WHAT TO DO » The listing below is to be output in its exact form.

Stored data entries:
_ _ _ _ _ _ _

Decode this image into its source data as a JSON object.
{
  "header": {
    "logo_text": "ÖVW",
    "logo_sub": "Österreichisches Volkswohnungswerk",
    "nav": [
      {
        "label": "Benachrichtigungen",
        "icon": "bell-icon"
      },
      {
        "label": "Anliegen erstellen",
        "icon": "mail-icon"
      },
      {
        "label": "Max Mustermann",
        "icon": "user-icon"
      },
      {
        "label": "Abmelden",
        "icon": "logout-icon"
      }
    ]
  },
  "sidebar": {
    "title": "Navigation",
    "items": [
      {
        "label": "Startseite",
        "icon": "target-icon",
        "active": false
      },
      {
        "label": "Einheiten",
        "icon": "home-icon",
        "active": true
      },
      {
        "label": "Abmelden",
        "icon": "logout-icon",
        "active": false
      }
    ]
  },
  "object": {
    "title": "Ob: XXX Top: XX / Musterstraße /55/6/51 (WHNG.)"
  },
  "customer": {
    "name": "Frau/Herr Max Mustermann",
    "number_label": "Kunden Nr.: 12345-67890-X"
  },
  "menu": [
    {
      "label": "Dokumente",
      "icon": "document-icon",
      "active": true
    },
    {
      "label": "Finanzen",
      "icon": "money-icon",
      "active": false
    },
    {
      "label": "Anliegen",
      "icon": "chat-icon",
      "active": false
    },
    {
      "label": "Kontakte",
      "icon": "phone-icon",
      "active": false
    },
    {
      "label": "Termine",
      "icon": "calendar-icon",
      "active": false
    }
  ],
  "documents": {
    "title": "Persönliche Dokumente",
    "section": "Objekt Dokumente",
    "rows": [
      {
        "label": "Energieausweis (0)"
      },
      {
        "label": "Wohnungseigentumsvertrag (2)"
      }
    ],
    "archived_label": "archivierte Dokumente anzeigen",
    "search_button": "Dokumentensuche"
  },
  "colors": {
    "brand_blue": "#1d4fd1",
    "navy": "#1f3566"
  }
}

_ _ _ _ _ _ _

ANSWER TO THE TASK »
Decode this image into its source data as a JSON object.
{
  "header": {
    "logo_text": "ÖVW",
    "logo_sub": "Österreichisches Volkswohnungswerk",
    "nav": [
      {
        "label": "Benachrichtigungen",
        "icon": "bell-icon"
      },
      {
        "label": "Anliegen erstellen",
        "icon": "mail-icon"
      },
      {
        "label": "Max Mustermann",
        "icon": "user-icon"
      },
      {
        "label": "Abmelden",
        "icon": "logout-icon"
      }
    ]
  },
  "sidebar": {
    "title": "Navigation",
    "items": [
      {
        "label": "Startseite",
        "icon": "target-icon",
        "active": false
      },
      {
        "label": "Einheiten",
        "icon": "home-icon",
        "active": true
      },
      {
        "label": "Abmelden",
        "icon": "logout-icon",
        "active": false
      }
    ]
  },
  "object": {
    "title": "Ob: XXX Top: XX / Musterstraße /55/6/51 (WHNG.)"
  },
  "customer": {
    "name": "Frau/Herr Max Mustermann",
    "number_label": "Kunden Nr.: 12345-67890-X"
  },
  "menu": [
    {
      "label": "Dokumente",
      "icon": "document-icon",
      "active": true
    },
    {
      "label": "Finanzen",
      "icon": "money-icon",
      "active": false
    },
    {
      "label": "Anliegen",
      "icon": "chat-icon",
      "active": false
    },
    {
      "label": "Kontakte",
      "icon": "phone-icon",
      "active": false
    },
    {
      "label": "Termine",
      "icon": "calendar-icon",
      "active": false
    }
  ],
  "documents": {
    "title": "Persönliche Dokumente",
    "section": "Objekt Dokumente",
    "rows": [
      {
        "label": "Energieausweis (0)"
      },
      {
        "label": "Wohnungseigentumsvertrag (2)"
      }
    ],
    "archived_label": "archivierte Dokumente anzeigen",
    "search_button": "Dokumentensuche"
  },
  "colors": {
    "brand_blue": "#1d4fd1",
    "navy": "#1f3566"
  }
}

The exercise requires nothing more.